_Problem requirements_.
Search the entries below. Return every line that has "brand" in it.

BEGIN Data for processing

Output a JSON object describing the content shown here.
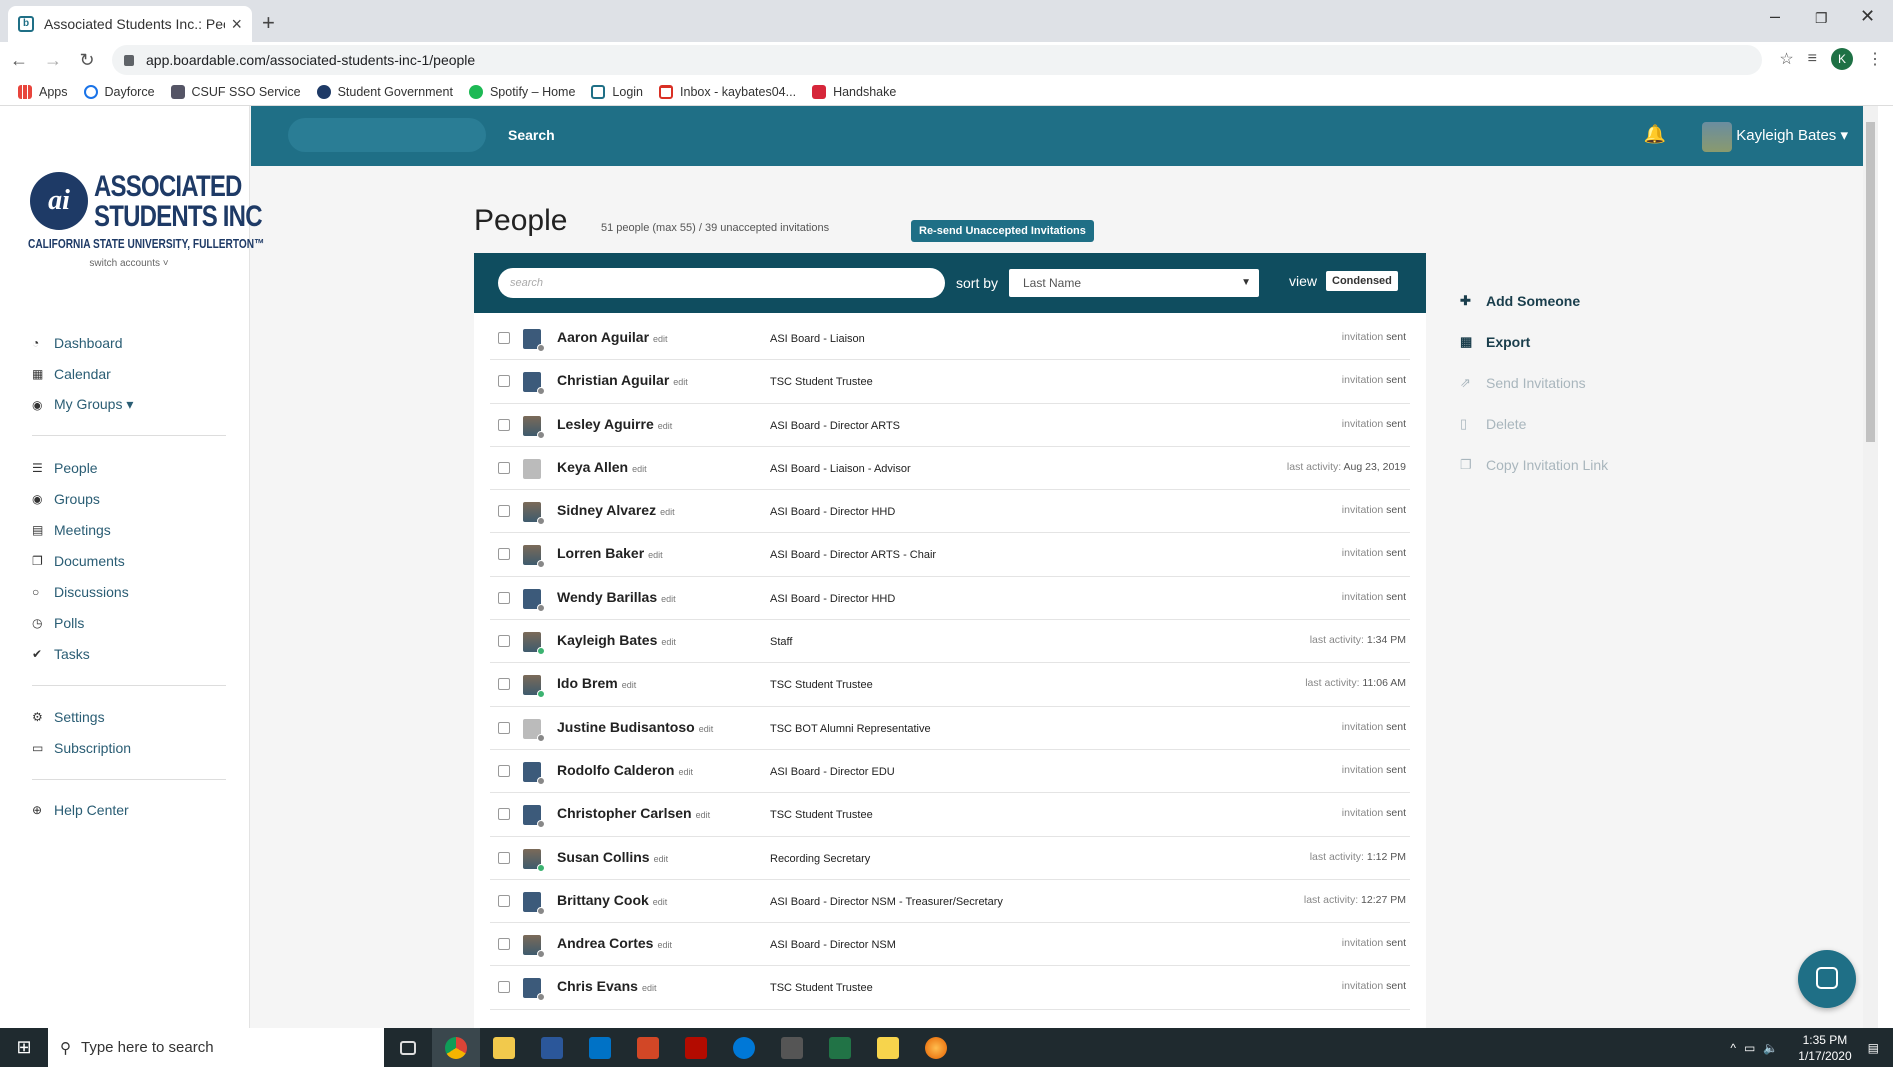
{
  "browser": {
    "tab_title": "Associated Students Inc.: People",
    "url": "app.boardable.com/associated-students-inc-1/people",
    "profile_initial": "K",
    "bookmarks": [
      "Apps",
      "Dayforce",
      "CSUF SSO Service",
      "Student Government",
      "Spotify – Home",
      "Login",
      "Inbox - kaybates04...",
      "Handshake"
    ]
  },
  "sidebar": {
    "logo_line1": "ASSOCIATED",
    "logo_line2": "STUDENTS INC",
    "logo_line3": "CALIFORNIA STATE UNIVERSITY, FULLERTON™",
    "logo_mark": "ai",
    "switch_accounts": "switch accounts ˅",
    "nav1": [
      "Dashboard",
      "Calendar",
      "My Groups ▾"
    ],
    "nav2": [
      "People",
      "Groups",
      "Meetings",
      "Documents",
      "Discussions",
      "Polls",
      "Tasks"
    ],
    "nav3": [
      "Settings",
      "Subscription"
    ],
    "nav4": [
      "Help Center"
    ]
  },
  "topbar": {
    "search_label": "Search",
    "user_name": "Kayleigh Bates ▾"
  },
  "page": {
    "title": "People",
    "meta": "51 people (max 55)   /   39 unaccepted invitations",
    "resend_button": "Re-send Unaccepted Invitations"
  },
  "toolbar": {
    "search_placeholder": "search",
    "sort_label": "sort by",
    "sort_value": "Last Name",
    "view_label": "view",
    "view_value": "Condensed"
  },
  "people": [
    {
      "name": "Aaron Aguilar",
      "role": "ASI Board - Liaison",
      "status_label": "invitation",
      "status_value": "sent"
    },
    {
      "name": "Christian Aguilar",
      "role": "TSC Student Trustee",
      "status_label": "invitation",
      "status_value": "sent"
    },
    {
      "name": "Lesley Aguirre",
      "role": "ASI Board - Director ARTS",
      "status_label": "invitation",
      "status_value": "sent"
    },
    {
      "name": "Keya Allen",
      "role": "ASI Board - Liaison - Advisor",
      "status_label": "last activity:",
      "status_value": "Aug 23, 2019"
    },
    {
      "name": "Sidney Alvarez",
      "role": "ASI Board - Director HHD",
      "status_label": "invitation",
      "status_value": "sent"
    },
    {
      "name": "Lorren Baker",
      "role": "ASI Board - Director ARTS - Chair",
      "status_label": "invitation",
      "status_value": "sent"
    },
    {
      "name": "Wendy Barillas",
      "role": "ASI Board - Director HHD",
      "status_label": "invitation",
      "status_value": "sent"
    },
    {
      "name": "Kayleigh Bates",
      "role": "Staff",
      "status_label": "last activity:",
      "status_value": "1:34 PM"
    },
    {
      "name": "Ido Brem",
      "role": "TSC Student Trustee",
      "status_label": "last activity:",
      "status_value": "11:06 AM"
    },
    {
      "name": "Justine Budisantoso",
      "role": "TSC BOT Alumni Representative",
      "status_label": "invitation",
      "status_value": "sent"
    },
    {
      "name": "Rodolfo Calderon",
      "role": "ASI Board - Director EDU",
      "status_label": "invitation",
      "status_value": "sent"
    },
    {
      "name": "Christopher Carlsen",
      "role": "TSC Student Trustee",
      "status_label": "invitation",
      "status_value": "sent"
    },
    {
      "name": "Susan Collins",
      "role": "Recording Secretary",
      "status_label": "last activity:",
      "status_value": "1:12 PM"
    },
    {
      "name": "Brittany Cook",
      "role": "ASI Board - Director NSM - Treasurer/Secretary",
      "status_label": "last activity:",
      "status_value": "12:27 PM"
    },
    {
      "name": "Andrea Cortes",
      "role": "ASI Board - Director NSM",
      "status_label": "invitation",
      "status_value": "sent"
    },
    {
      "name": "Chris Evans",
      "role": "TSC Student Trustee",
      "status_label": "invitation",
      "status_value": "sent"
    }
  ],
  "edit_label": "edit",
  "actions": [
    "Add Someone",
    "Export",
    "Send Invitations",
    "Delete",
    "Copy Invitation Link"
  ],
  "taskbar": {
    "search_placeholder": "Type here to search",
    "time": "1:35 PM",
    "date": "1/17/2020"
  }
}
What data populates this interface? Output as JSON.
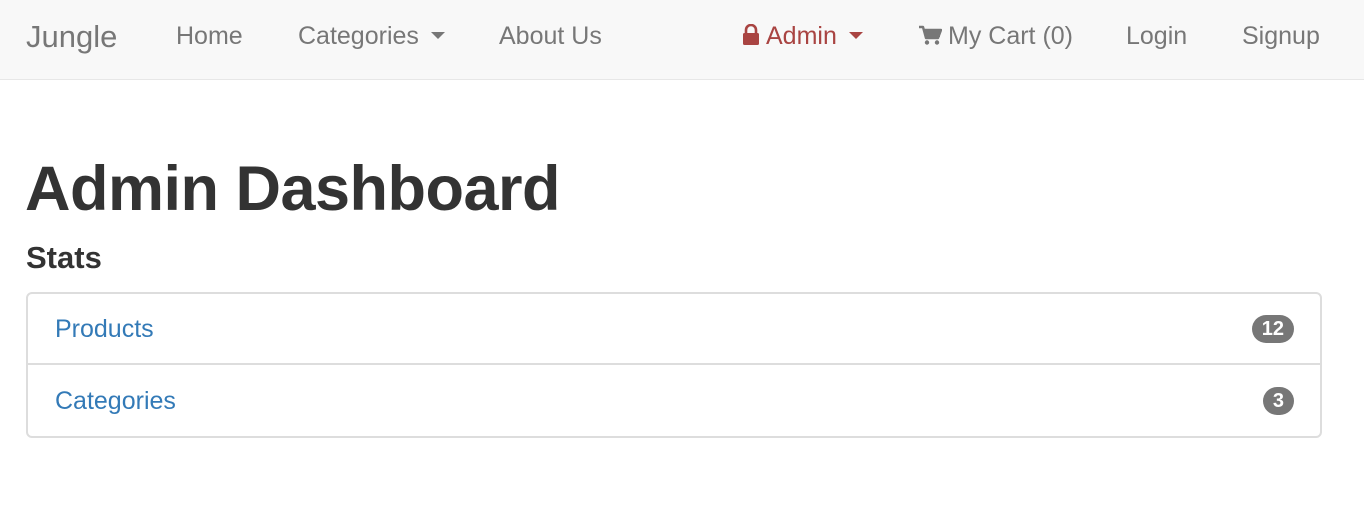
{
  "navbar": {
    "brand": "Jungle",
    "home": "Home",
    "categories": "Categories",
    "about": "About Us",
    "admin": "Admin",
    "cart": "My Cart (0)",
    "login": "Login",
    "signup": "Signup",
    "icons": {
      "admin": "lock-icon",
      "cart": "shopping-cart-icon",
      "dropdown": "caret-down-icon"
    },
    "colors": {
      "background": "#f8f8f8",
      "text": "#777777",
      "admin": "#a94442"
    }
  },
  "page": {
    "title": "Admin Dashboard",
    "section": "Stats"
  },
  "stats": [
    {
      "label": "Products",
      "count": "12"
    },
    {
      "label": "Categories",
      "count": "3"
    }
  ],
  "colors": {
    "link": "#337ab7",
    "badge": "#777777"
  }
}
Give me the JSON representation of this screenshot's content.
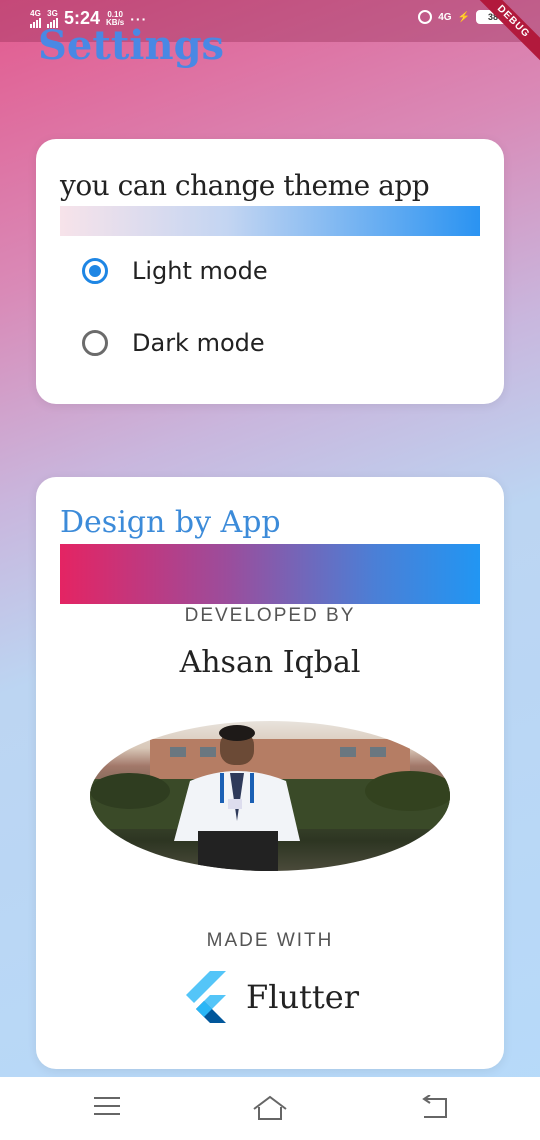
{
  "status_bar": {
    "network_1": "4G",
    "network_2": "3G",
    "time": "5:24",
    "speed_value": "0.10",
    "speed_unit": "KB/s",
    "overflow": "···",
    "network_right": "4G",
    "battery": "38",
    "debug_banner": "DEBUG"
  },
  "page": {
    "title": "Settings"
  },
  "theme_card": {
    "heading": "you can change theme app",
    "options": [
      {
        "label": "Light mode",
        "selected": true
      },
      {
        "label": "Dark mode",
        "selected": false
      }
    ],
    "accent_color": "#1e86e4"
  },
  "about_card": {
    "heading": "Design by App",
    "developed_by_label": "DEVELOPED BY",
    "developer_name": "Ahsan Iqbal",
    "made_with_label": "MADE WITH",
    "framework_name": "Flutter"
  },
  "nav_bar": {
    "items": [
      "menu-icon",
      "home-icon",
      "back-icon"
    ]
  },
  "colors": {
    "title": "#4a88e4",
    "heading_blue": "#3c8bd9",
    "gradient_pink": "#e42463",
    "gradient_blue": "#2196f3"
  }
}
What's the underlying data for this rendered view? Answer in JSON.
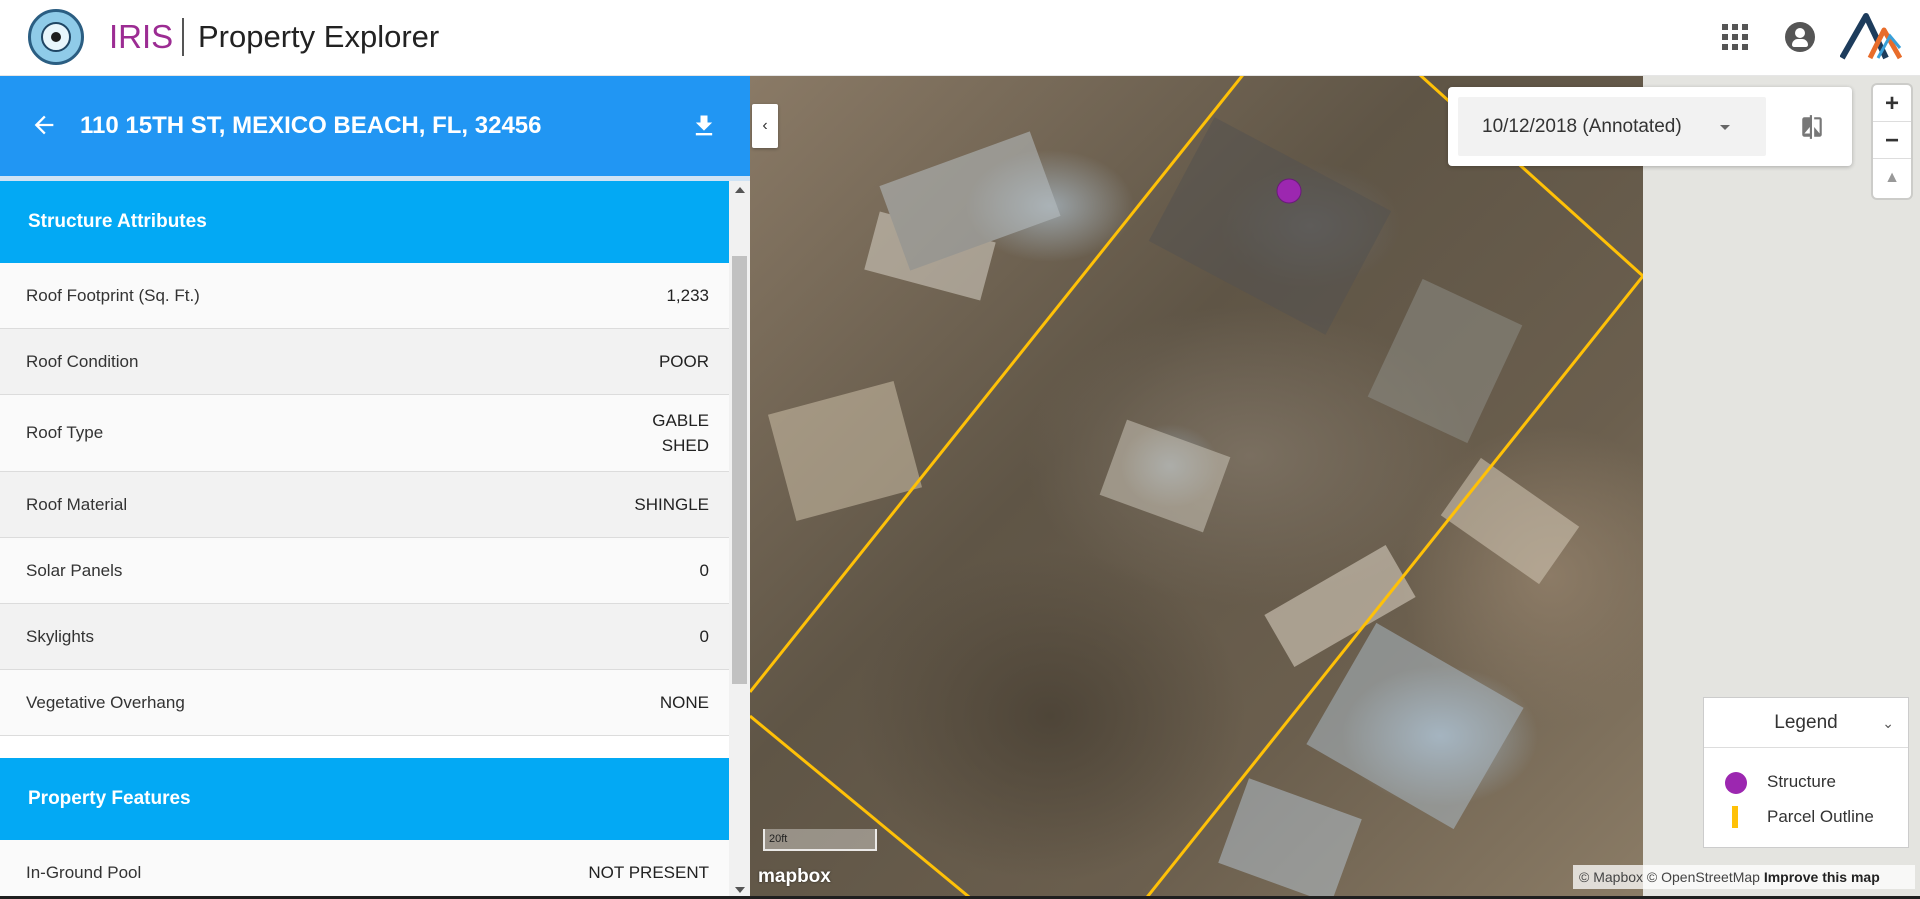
{
  "header": {
    "brand": "IRIS",
    "app_name": "Property Explorer"
  },
  "property": {
    "address": "110 15TH ST, MEXICO BEACH, FL, 32456"
  },
  "sections": [
    {
      "title": "Structure Attributes",
      "rows": [
        {
          "label": "Roof Footprint (Sq. Ft.)",
          "value": "1,233"
        },
        {
          "label": "Roof Condition",
          "value": "POOR"
        },
        {
          "label": "Roof Type",
          "value_lines": [
            "GABLE",
            "SHED"
          ]
        },
        {
          "label": "Roof Material",
          "value": "SHINGLE"
        },
        {
          "label": "Solar Panels",
          "value": "0"
        },
        {
          "label": "Skylights",
          "value": "0"
        },
        {
          "label": "Vegetative Overhang",
          "value": "NONE"
        }
      ]
    },
    {
      "title": "Property Features",
      "rows": [
        {
          "label": "In-Ground Pool",
          "value": "NOT PRESENT"
        }
      ]
    }
  ],
  "map": {
    "imagery_date": "10/12/2018 (Annotated)",
    "zoom_in_label": "+",
    "zoom_out_label": "−",
    "compass_label": "▲",
    "collapse_label": "‹",
    "scale_label": "20ft",
    "mapbox_logo": "mapbox",
    "attribution_a": "© Mapbox © OpenStreetMap",
    "attribution_b": "Improve this map"
  },
  "legend": {
    "title": "Legend",
    "items": [
      {
        "label": "Structure",
        "color": "#9c27b0"
      },
      {
        "label": "Parcel Outline",
        "color": "#ffc107"
      }
    ]
  },
  "colors": {
    "brand": "#9c2c93",
    "address_bar": "#2196f3",
    "section_header": "#03a9f4",
    "structure_marker": "#9c27b0",
    "parcel_outline": "#ffc107"
  },
  "icons": {
    "back": "arrow-left-icon",
    "download": "download-icon",
    "apps": "apps-grid-icon",
    "account": "account-circle-icon",
    "compare": "compare-icon"
  }
}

END Data for processing

_The output_.
    "brand": "Jungle",
    "brand": "IRIS",
    "brand": "#9c2c93",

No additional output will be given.